-- begin Task data --

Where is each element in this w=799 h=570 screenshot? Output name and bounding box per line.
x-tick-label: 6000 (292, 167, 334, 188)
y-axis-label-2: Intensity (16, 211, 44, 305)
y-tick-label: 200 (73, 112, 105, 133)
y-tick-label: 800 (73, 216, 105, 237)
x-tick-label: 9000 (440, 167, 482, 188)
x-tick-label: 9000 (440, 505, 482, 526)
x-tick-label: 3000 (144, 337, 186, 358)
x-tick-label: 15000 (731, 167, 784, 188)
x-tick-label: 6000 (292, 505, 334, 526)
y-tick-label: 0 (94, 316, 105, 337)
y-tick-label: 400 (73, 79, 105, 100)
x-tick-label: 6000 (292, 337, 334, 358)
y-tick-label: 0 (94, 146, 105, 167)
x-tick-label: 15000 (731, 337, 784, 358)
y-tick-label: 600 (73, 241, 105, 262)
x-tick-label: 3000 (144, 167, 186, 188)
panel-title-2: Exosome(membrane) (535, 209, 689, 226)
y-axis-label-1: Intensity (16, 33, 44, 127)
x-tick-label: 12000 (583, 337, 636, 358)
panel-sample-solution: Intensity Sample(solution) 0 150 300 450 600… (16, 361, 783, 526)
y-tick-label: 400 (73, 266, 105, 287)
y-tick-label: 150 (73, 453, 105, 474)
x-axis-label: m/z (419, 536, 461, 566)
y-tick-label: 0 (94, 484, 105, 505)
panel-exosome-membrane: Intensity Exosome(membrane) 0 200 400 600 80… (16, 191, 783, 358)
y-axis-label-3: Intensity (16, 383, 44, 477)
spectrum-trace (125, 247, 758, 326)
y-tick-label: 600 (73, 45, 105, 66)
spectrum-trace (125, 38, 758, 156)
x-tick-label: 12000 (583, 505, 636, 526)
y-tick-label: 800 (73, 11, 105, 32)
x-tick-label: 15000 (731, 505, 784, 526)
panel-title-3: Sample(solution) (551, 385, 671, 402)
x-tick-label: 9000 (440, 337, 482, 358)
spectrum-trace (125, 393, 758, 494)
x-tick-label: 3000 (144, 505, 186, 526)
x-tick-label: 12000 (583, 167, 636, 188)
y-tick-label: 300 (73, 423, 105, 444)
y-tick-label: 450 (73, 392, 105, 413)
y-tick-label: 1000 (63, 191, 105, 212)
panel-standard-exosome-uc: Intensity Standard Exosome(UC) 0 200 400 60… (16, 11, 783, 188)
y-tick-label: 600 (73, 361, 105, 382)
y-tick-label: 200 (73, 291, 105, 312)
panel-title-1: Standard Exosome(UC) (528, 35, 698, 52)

-- end Task data --

Revise the rows above by changing every "spectrum-trace" to "spectrum-line" and leaving the rest as it is.

Where is each element in this w=799 h=570 screenshot? Output name and bounding box per line.
x-tick-label: 6000 (292, 167, 334, 188)
y-axis-label-2: Intensity (16, 211, 44, 305)
y-tick-label: 200 (73, 112, 105, 133)
y-tick-label: 800 (73, 216, 105, 237)
x-tick-label: 9000 (440, 167, 482, 188)
x-tick-label: 9000 (440, 505, 482, 526)
x-tick-label: 3000 (144, 337, 186, 358)
x-tick-label: 15000 (731, 167, 784, 188)
x-tick-label: 6000 (292, 505, 334, 526)
y-tick-label: 0 (94, 316, 105, 337)
y-tick-label: 400 (73, 79, 105, 100)
x-tick-label: 6000 (292, 337, 334, 358)
y-tick-label: 0 (94, 146, 105, 167)
x-tick-label: 15000 (731, 337, 784, 358)
y-tick-label: 600 (73, 241, 105, 262)
x-tick-label: 3000 (144, 167, 186, 188)
panel-title-2: Exosome(membrane) (535, 209, 689, 226)
y-axis-label-1: Intensity (16, 33, 44, 127)
x-tick-label: 12000 (583, 337, 636, 358)
panel-sample-solution: Intensity Sample(solution) 0 150 300 450 600… (16, 361, 783, 526)
y-tick-label: 400 (73, 266, 105, 287)
y-tick-label: 150 (73, 453, 105, 474)
x-axis-label: m/z (419, 536, 461, 566)
y-tick-label: 0 (94, 484, 105, 505)
panel-exosome-membrane: Intensity Exosome(membrane) 0 200 400 600 80… (16, 191, 783, 358)
y-axis-label-3: Intensity (16, 383, 44, 477)
spectrum-line (125, 247, 758, 326)
y-tick-label: 600 (73, 45, 105, 66)
spectrum-line (125, 38, 758, 156)
x-tick-label: 12000 (583, 505, 636, 526)
y-tick-label: 800 (73, 11, 105, 32)
x-tick-label: 15000 (731, 505, 784, 526)
panel-title-3: Sample(solution) (551, 385, 671, 402)
x-tick-label: 9000 (440, 337, 482, 358)
spectrum-line (125, 393, 758, 494)
x-tick-label: 3000 (144, 505, 186, 526)
x-tick-label: 12000 (583, 167, 636, 188)
y-tick-label: 300 (73, 423, 105, 444)
y-tick-label: 450 (73, 392, 105, 413)
y-tick-label: 1000 (63, 191, 105, 212)
panel-standard-exosome-uc: Intensity Standard Exosome(UC) 0 200 400 60… (16, 11, 783, 188)
y-tick-label: 600 (73, 361, 105, 382)
y-tick-label: 200 (73, 291, 105, 312)
panel-title-1: Standard Exosome(UC) (528, 35, 698, 52)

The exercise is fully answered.